- [What to do]:
Exact repetition is required: output every record in full.
--------------------------------
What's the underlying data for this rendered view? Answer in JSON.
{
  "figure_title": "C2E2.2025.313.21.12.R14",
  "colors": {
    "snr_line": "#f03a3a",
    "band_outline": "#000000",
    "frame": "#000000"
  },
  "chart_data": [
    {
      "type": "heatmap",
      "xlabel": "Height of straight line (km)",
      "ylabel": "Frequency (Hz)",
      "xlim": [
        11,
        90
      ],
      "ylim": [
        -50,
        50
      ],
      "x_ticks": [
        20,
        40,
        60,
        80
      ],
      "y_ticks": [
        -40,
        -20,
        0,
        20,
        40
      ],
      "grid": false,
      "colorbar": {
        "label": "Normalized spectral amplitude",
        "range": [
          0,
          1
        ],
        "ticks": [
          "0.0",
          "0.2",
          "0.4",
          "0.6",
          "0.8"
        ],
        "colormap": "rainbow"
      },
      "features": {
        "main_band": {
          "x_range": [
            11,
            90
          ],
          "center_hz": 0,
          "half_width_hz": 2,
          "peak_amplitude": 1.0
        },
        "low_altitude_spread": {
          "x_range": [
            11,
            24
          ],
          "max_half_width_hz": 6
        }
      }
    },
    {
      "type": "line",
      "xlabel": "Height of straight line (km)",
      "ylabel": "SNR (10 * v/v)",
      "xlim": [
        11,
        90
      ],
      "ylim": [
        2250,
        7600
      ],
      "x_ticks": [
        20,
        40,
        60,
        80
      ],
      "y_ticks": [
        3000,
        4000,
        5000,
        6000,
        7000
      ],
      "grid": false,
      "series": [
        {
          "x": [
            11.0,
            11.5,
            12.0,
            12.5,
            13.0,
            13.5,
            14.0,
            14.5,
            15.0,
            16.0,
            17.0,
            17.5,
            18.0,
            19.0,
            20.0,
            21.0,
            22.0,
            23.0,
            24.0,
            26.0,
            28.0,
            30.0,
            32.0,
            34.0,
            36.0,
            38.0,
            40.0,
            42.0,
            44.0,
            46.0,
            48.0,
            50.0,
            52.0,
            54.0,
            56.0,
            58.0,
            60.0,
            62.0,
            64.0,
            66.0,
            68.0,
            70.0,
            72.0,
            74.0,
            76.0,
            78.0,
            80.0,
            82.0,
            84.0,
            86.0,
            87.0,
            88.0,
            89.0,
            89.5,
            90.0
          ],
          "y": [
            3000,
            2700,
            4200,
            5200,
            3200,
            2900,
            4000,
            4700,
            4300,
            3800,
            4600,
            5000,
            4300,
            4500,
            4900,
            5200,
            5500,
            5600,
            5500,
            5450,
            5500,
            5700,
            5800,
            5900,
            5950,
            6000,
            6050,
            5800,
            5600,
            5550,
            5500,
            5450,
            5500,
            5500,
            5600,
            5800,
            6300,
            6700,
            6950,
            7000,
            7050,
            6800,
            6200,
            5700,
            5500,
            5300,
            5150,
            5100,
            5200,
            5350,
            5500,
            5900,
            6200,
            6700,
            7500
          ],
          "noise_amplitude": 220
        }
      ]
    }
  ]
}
--------------------------------
- [Output of the task]:
What's the underlying data for this rendered view? Answer in JSON.
{
  "figure_title": "C2E2.2025.313.21.12.R14",
  "colors": {
    "snr_line": "#f03a3a",
    "band_outline": "#000000",
    "frame": "#000000"
  },
  "chart_data": [
    {
      "type": "heatmap",
      "xlabel": "Height of straight line (km)",
      "ylabel": "Frequency (Hz)",
      "xlim": [
        11,
        90
      ],
      "ylim": [
        -50,
        50
      ],
      "x_ticks": [
        20,
        40,
        60,
        80
      ],
      "y_ticks": [
        -40,
        -20,
        0,
        20,
        40
      ],
      "grid": false,
      "colorbar": {
        "label": "Normalized spectral amplitude",
        "range": [
          0,
          1
        ],
        "ticks": [
          "0.0",
          "0.2",
          "0.4",
          "0.6",
          "0.8"
        ],
        "colormap": "rainbow"
      },
      "features": {
        "main_band": {
          "x_range": [
            11,
            90
          ],
          "center_hz": 0,
          "half_width_hz": 2,
          "peak_amplitude": 1.0
        },
        "low_altitude_spread": {
          "x_range": [
            11,
            24
          ],
          "max_half_width_hz": 6
        }
      }
    },
    {
      "type": "line",
      "xlabel": "Height of straight line (km)",
      "ylabel": "SNR (10 * v/v)",
      "xlim": [
        11,
        90
      ],
      "ylim": [
        2250,
        7600
      ],
      "x_ticks": [
        20,
        40,
        60,
        80
      ],
      "y_ticks": [
        3000,
        4000,
        5000,
        6000,
        7000
      ],
      "grid": false,
      "series": [
        {
          "x": [
            11.0,
            11.5,
            12.0,
            12.5,
            13.0,
            13.5,
            14.0,
            14.5,
            15.0,
            16.0,
            17.0,
            17.5,
            18.0,
            19.0,
            20.0,
            21.0,
            22.0,
            23.0,
            24.0,
            26.0,
            28.0,
            30.0,
            32.0,
            34.0,
            36.0,
            38.0,
            40.0,
            42.0,
            44.0,
            46.0,
            48.0,
            50.0,
            52.0,
            54.0,
            56.0,
            58.0,
            60.0,
            62.0,
            64.0,
            66.0,
            68.0,
            70.0,
            72.0,
            74.0,
            76.0,
            78.0,
            80.0,
            82.0,
            84.0,
            86.0,
            87.0,
            88.0,
            89.0,
            89.5,
            90.0
          ],
          "y": [
            3000,
            2700,
            4200,
            5200,
            3200,
            2900,
            4000,
            4700,
            4300,
            3800,
            4600,
            5000,
            4300,
            4500,
            4900,
            5200,
            5500,
            5600,
            5500,
            5450,
            5500,
            5700,
            5800,
            5900,
            5950,
            6000,
            6050,
            5800,
            5600,
            5550,
            5500,
            5450,
            5500,
            5500,
            5600,
            5800,
            6300,
            6700,
            6950,
            7000,
            7050,
            6800,
            6200,
            5700,
            5500,
            5300,
            5150,
            5100,
            5200,
            5350,
            5500,
            5900,
            6200,
            6700,
            7500
          ],
          "noise_amplitude": 220
        }
      ]
    }
  ]
}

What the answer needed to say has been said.